DOCUMENT —
Let’s pause for a second and point out the obvious: illegal immigrants can’t legally get driver’s licenses in Kentucky. That’s not up for debate. But according to whistleblower Melissa Moorman — a former clerk at a licensing facility working for a government contractor — some temp agency workers decided that pesky thing called law didn’t apply to them. Allegedly, they were handing out licenses like Halloween candy… using her login, no less. Because apparently, stealing your coworker’s credentials and committing fraud on a government system is just another day on the job now?

Moorman says she reported it immediately — and was fired for doing the right thing. Yep. Fired. Nothing says “thanks for your integrity” like a pink slip. The ones who were actually committing the fraud were let go eventually, but only after how many thousands of licenses were handed out illegally? The Kentucky Transportation Cabinet admitted they revoked 1,985 credentials. That’s just what they caught. How many slipped through the cracks and are still floating around out there?

This whole mess is exactly what happens when enforcement is lax and accountability is optional. Former Kentucky Attorney General Daniel Cameron didn’t hold back. He laid it out: under President Biden, the laws have been ignored, the borders have been trampled, and now the rot is showing up in places like Louisville. You don’t need a new law when you’ve got one that works just fine — you need leaders with a backbone who are willing to enforce the laws already on the books. Wild idea, right?

Cameron called it out clearly: this isn’t a paperwork issue, this is a fundamental breakdown in law and order. And he’s right. You’ve got rogue employees bypassing Homeland Security checks, using fake documents, and giving driving privileges to people who, by law, shouldn’t even be eligible — all in a state that explicitly prohibits this. And the response from Governor Beshear’s office? Radio silence.

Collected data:
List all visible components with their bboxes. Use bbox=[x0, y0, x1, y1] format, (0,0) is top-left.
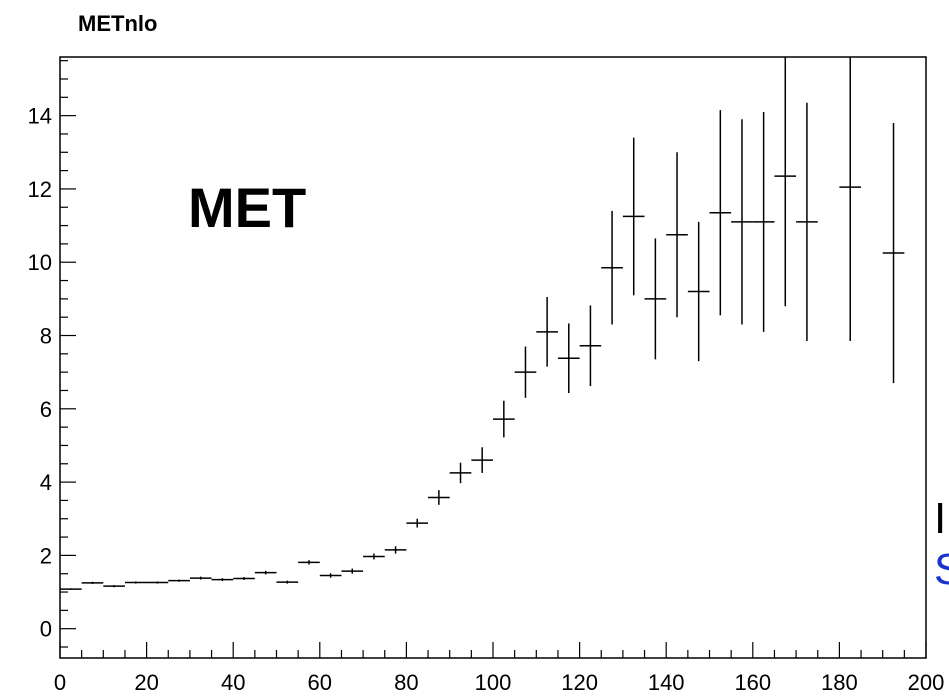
data-point bbox=[536, 297, 558, 367]
data-point bbox=[81, 581, 104, 584]
met-annotation: MET bbox=[188, 176, 306, 239]
y-tick-label: 2 bbox=[40, 543, 52, 568]
data-point bbox=[839, 57, 862, 342]
data-point bbox=[298, 560, 320, 565]
data-point bbox=[687, 221, 710, 362]
data-point bbox=[363, 553, 385, 560]
data-point bbox=[644, 238, 667, 360]
x-tick-label: 200 bbox=[908, 670, 945, 695]
data-point bbox=[103, 585, 125, 588]
data-point bbox=[471, 447, 493, 473]
data-point bbox=[254, 570, 277, 575]
y-tick-label: 10 bbox=[28, 250, 52, 275]
x-axis: 0 20 40 60 80 100 120 140 160 180 200 bbox=[54, 642, 944, 695]
y-tick-label: 8 bbox=[40, 324, 52, 349]
data-point bbox=[601, 210, 623, 325]
overflow-text-blue: S bbox=[934, 545, 949, 594]
data-point bbox=[709, 110, 732, 316]
data-point bbox=[514, 346, 537, 398]
data-point bbox=[622, 137, 645, 296]
y-axis: 0 2 4 6 8 10 12 14 bbox=[28, 60, 76, 648]
data-point bbox=[796, 102, 818, 342]
y-tick-label: 14 bbox=[28, 104, 52, 129]
x-tick-label: 0 bbox=[54, 670, 66, 695]
data-point bbox=[752, 111, 775, 332]
x-tick-label: 160 bbox=[734, 670, 771, 695]
data-point bbox=[233, 577, 255, 580]
y-tick-label: 12 bbox=[28, 177, 52, 202]
data-point bbox=[731, 119, 753, 325]
x-tick-label: 20 bbox=[134, 670, 158, 695]
x-tick-label: 80 bbox=[394, 670, 418, 695]
y-tick-label: 6 bbox=[40, 397, 52, 422]
x-tick-label: 120 bbox=[561, 670, 598, 695]
data-point bbox=[493, 400, 515, 438]
data-point bbox=[666, 152, 688, 318]
data-points bbox=[60, 57, 905, 590]
data-point bbox=[146, 581, 169, 584]
data-point bbox=[449, 462, 472, 484]
plot-frame bbox=[59, 56, 927, 659]
data-point bbox=[384, 546, 407, 554]
x-tick-label: 40 bbox=[221, 670, 245, 695]
x-tick-label: 100 bbox=[475, 670, 512, 695]
data-point bbox=[774, 57, 797, 307]
y-tick-label: 0 bbox=[40, 617, 52, 642]
y-tick-label: 4 bbox=[40, 470, 52, 495]
data-point bbox=[276, 580, 299, 584]
data-point bbox=[579, 305, 602, 387]
data-point bbox=[211, 578, 234, 582]
data-point bbox=[124, 581, 147, 584]
x-tick-label: 180 bbox=[821, 670, 858, 695]
data-point bbox=[341, 568, 364, 574]
data-point bbox=[319, 573, 342, 578]
overflow-text-black: I bbox=[934, 494, 946, 543]
data-point bbox=[60, 588, 82, 590]
chart-title: METnlo bbox=[78, 11, 157, 36]
data-point bbox=[168, 579, 190, 582]
data-point bbox=[428, 490, 450, 505]
x-tick-label: 140 bbox=[648, 670, 685, 695]
data-point bbox=[557, 323, 580, 394]
x-tick-label: 60 bbox=[308, 670, 332, 695]
data-point bbox=[406, 518, 429, 528]
data-point bbox=[882, 122, 905, 384]
data-point bbox=[189, 576, 212, 580]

GOAL —
Write the next part of the article about illegally issued driver's licenses in Kentucky, starting after its last sentence.

OUTPUT OF THE TASK —
Meanwhile, the Kentucky Transportation Cabinet is trying to clean up the mess, saying they revoked the fraudulent licenses and flagged them to fail at airports and traffic stops. Great — after the fact. The barn doors are wide open and now they’re chasing the horses.

And sure, the current AG Russell Coleman says an investigation is underway — and thank goodness for that — but the public deserves to know how a breakdown this big was allowed to fester for so long. Were there no internal audits? No ID verification safeguards that couldn’t be overridden with a coworker’s login? We’re talking about thousands of fake credentials being issued. That’s not a glitch. That’s a system failure.

Look, laws only matter if they’re enforced. And state-issued identification is the gateway to everything — from voting to boarding a plane. If you can buy a fake one for $200 and skip the test, what’s the point of having a legal process at all? Cameron is right to raise the alarm, and kudos to Moorman for having the guts to blow the whistle. She did her job. Now it’s time for state officials to do theirs.

Accountability isn’t optional, folks. Not in Kentucky. Not anywhere.